■ Task directions
Print the listing that follows, character for character.

■ Provided data
--- Start ---

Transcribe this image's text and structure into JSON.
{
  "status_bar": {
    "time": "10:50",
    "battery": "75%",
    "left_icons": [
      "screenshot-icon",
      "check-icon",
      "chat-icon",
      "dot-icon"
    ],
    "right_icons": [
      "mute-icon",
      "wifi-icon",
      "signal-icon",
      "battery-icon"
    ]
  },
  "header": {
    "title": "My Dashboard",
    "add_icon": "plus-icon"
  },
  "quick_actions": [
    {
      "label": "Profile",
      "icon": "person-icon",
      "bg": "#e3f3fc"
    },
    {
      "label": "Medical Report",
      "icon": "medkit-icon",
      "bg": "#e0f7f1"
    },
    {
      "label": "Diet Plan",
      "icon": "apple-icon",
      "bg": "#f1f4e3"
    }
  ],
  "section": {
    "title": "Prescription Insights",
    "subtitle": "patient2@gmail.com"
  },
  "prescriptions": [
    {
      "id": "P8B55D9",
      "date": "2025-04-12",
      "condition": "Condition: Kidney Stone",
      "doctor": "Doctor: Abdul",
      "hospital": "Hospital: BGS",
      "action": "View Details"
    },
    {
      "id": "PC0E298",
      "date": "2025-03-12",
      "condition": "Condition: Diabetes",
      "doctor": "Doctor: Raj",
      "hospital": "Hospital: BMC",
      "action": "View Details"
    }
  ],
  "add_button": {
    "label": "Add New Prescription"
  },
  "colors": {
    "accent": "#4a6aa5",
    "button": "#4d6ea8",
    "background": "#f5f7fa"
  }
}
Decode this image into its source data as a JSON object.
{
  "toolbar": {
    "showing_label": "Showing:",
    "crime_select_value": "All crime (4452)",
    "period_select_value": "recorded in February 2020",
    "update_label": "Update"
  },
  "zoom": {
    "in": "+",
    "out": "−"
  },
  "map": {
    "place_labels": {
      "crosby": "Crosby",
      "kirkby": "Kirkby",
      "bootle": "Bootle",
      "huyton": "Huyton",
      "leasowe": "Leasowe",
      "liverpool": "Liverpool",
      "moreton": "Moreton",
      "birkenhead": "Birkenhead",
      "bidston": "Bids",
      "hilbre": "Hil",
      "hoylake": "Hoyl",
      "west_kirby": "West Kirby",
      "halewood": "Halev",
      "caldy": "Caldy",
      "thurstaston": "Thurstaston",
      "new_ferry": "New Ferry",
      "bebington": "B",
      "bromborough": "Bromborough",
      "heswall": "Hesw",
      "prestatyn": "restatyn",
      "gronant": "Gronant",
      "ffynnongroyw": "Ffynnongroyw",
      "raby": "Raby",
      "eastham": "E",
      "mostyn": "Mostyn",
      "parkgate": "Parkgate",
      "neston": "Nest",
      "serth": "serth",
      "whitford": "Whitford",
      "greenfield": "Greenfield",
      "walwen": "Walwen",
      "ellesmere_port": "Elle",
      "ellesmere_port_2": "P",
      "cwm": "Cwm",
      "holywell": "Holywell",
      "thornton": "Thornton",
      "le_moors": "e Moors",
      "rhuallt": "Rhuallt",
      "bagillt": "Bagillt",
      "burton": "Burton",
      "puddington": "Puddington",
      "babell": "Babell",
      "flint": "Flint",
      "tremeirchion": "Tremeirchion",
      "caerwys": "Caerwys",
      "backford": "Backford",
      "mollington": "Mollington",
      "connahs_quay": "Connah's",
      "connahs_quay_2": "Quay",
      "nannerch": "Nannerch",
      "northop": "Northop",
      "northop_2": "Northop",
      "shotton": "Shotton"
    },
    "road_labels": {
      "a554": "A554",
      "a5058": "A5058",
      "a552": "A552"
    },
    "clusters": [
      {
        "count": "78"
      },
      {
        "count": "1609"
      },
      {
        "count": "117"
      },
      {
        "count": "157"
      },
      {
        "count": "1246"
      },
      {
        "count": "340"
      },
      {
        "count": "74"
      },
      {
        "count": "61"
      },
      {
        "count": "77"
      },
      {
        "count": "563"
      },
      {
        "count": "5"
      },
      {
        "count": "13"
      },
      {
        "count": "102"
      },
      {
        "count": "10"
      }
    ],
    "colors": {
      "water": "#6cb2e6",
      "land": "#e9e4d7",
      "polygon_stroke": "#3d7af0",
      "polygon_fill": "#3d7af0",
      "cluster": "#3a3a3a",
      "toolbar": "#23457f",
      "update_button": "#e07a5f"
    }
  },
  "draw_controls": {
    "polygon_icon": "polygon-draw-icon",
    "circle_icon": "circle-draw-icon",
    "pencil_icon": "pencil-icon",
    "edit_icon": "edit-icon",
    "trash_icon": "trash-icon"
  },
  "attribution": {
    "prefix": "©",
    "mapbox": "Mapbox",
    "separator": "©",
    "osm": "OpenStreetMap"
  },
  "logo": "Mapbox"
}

--- End ---

■ Reply to the exercise
Transcribe this image's text and structure into JSON.
{
  "status_bar": {
    "time": "10:50",
    "battery": "75%",
    "left_icons": [
      "screenshot-icon",
      "check-icon",
      "chat-icon",
      "dot-icon"
    ],
    "right_icons": [
      "mute-icon",
      "wifi-icon",
      "signal-icon",
      "battery-icon"
    ]
  },
  "header": {
    "title": "My Dashboard",
    "add_icon": "plus-icon"
  },
  "quick_actions": [
    {
      "label": "Profile",
      "icon": "person-icon",
      "bg": "#e3f3fc"
    },
    {
      "label": "Medical Report",
      "icon": "medkit-icon",
      "bg": "#e0f7f1"
    },
    {
      "label": "Diet Plan",
      "icon": "apple-icon",
      "bg": "#f1f4e3"
    }
  ],
  "section": {
    "title": "Prescription Insights",
    "subtitle": "patient2@gmail.com"
  },
  "prescriptions": [
    {
      "id": "P8B55D9",
      "date": "2025-04-12",
      "condition": "Condition: Kidney Stone",
      "doctor": "Doctor: Abdul",
      "hospital": "Hospital: BGS",
      "action": "View Details"
    },
    {
      "id": "PC0E298",
      "date": "2025-03-12",
      "condition": "Condition: Diabetes",
      "doctor": "Doctor: Raj",
      "hospital": "Hospital: BMC",
      "action": "View Details"
    }
  ],
  "add_button": {
    "label": "Add New Prescription"
  },
  "colors": {
    "accent": "#4a6aa5",
    "button": "#4d6ea8",
    "background": "#f5f7fa"
  }
}
Decode this image into its source data as a JSON object.
{
  "toolbar": {
    "showing_label": "Showing:",
    "crime_select_value": "All crime (4452)",
    "period_select_value": "recorded in February 2020",
    "update_label": "Update"
  },
  "zoom": {
    "in": "+",
    "out": "−"
  },
  "map": {
    "place_labels": {
      "crosby": "Crosby",
      "kirkby": "Kirkby",
      "bootle": "Bootle",
      "huyton": "Huyton",
      "leasowe": "Leasowe",
      "liverpool": "Liverpool",
      "moreton": "Moreton",
      "birkenhead": "Birkenhead",
      "bidston": "Bids",
      "hilbre": "Hil",
      "hoylake": "Hoyl",
      "west_kirby": "West Kirby",
      "halewood": "Halev",
      "caldy": "Caldy",
      "thurstaston": "Thurstaston",
      "new_ferry": "New Ferry",
      "bebington": "B",
      "bromborough": "Bromborough",
      "heswall": "Hesw",
      "prestatyn": "restatyn",
      "gronant": "Gronant",
      "ffynnongroyw": "Ffynnongroyw",
      "raby": "Raby",
      "eastham": "E",
      "mostyn": "Mostyn",
      "parkgate": "Parkgate",
      "neston": "Nest",
      "serth": "serth",
      "whitford": "Whitford",
      "greenfield": "Greenfield",
      "walwen": "Walwen",
      "ellesmere_port": "Elle",
      "ellesmere_port_2": "P",
      "cwm": "Cwm",
      "holywell": "Holywell",
      "thornton": "Thornton",
      "le_moors": "e Moors",
      "rhuallt": "Rhuallt",
      "bagillt": "Bagillt",
      "burton": "Burton",
      "puddington": "Puddington",
      "babell": "Babell",
      "flint": "Flint",
      "tremeirchion": "Tremeirchion",
      "caerwys": "Caerwys",
      "backford": "Backford",
      "mollington": "Mollington",
      "connahs_quay": "Connah's",
      "connahs_quay_2": "Quay",
      "nannerch": "Nannerch",
      "northop": "Northop",
      "northop_2": "Northop",
      "shotton": "Shotton"
    },
    "road_labels": {
      "a554": "A554",
      "a5058": "A5058",
      "a552": "A552"
    },
    "clusters": [
      {
        "count": "78"
      },
      {
        "count": "1609"
      },
      {
        "count": "117"
      },
      {
        "count": "157"
      },
      {
        "count": "1246"
      },
      {
        "count": "340"
      },
      {
        "count": "74"
      },
      {
        "count": "61"
      },
      {
        "count": "77"
      },
      {
        "count": "563"
      },
      {
        "count": "5"
      },
      {
        "count": "13"
      },
      {
        "count": "102"
      },
      {
        "count": "10"
      }
    ],
    "colors": {
      "water": "#6cb2e6",
      "land": "#e9e4d7",
      "polygon_stroke": "#3d7af0",
      "polygon_fill": "#3d7af0",
      "cluster": "#3a3a3a",
      "toolbar": "#23457f",
      "update_button": "#e07a5f"
    }
  },
  "draw_controls": {
    "polygon_icon": "polygon-draw-icon",
    "circle_icon": "circle-draw-icon",
    "pencil_icon": "pencil-icon",
    "edit_icon": "edit-icon",
    "trash_icon": "trash-icon"
  },
  "attribution": {
    "prefix": "©",
    "mapbox": "Mapbox",
    "separator": "©",
    "osm": "OpenStreetMap"
  },
  "logo": "Mapbox"
}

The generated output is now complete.